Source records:
++++++++++
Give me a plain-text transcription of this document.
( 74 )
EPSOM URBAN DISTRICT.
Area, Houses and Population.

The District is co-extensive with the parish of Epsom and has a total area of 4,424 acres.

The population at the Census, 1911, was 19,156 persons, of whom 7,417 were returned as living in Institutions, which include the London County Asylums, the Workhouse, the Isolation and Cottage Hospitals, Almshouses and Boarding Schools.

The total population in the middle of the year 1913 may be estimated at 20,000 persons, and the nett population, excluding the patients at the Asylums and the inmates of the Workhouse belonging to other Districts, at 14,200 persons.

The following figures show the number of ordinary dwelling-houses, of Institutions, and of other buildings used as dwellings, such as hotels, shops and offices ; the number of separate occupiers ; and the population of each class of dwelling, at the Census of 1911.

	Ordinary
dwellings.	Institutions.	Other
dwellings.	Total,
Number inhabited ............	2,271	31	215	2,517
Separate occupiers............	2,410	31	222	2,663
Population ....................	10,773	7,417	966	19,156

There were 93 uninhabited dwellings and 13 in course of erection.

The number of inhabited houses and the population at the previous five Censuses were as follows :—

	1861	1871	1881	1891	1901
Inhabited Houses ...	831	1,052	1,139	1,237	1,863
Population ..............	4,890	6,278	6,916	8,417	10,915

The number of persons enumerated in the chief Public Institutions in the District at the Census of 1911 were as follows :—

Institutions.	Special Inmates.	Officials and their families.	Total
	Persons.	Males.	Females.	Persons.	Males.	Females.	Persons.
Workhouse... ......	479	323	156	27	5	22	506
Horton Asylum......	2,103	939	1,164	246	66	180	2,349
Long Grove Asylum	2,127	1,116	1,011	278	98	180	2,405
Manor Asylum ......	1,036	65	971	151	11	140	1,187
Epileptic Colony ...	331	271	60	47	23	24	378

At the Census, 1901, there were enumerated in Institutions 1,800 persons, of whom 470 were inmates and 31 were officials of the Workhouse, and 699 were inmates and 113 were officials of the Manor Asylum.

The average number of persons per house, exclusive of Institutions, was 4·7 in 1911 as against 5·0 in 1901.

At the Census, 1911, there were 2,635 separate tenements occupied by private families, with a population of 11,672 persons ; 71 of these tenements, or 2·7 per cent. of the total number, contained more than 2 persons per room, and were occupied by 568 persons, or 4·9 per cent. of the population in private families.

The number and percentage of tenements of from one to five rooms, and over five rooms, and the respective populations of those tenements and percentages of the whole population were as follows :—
++++++++++
In the records above, some lines may contain the word "Manor"; copy every one of them.

### Reply:
Manor Asylum ......	1,036	65	971	151	11	140	1,187
At the Census, 1901, there were enumerated in Institutions 1,800 persons, of whom 470 were inmates and 31 were officials of the Workhouse, and 699 were inmates and 113 were officials of the Manor Asylum.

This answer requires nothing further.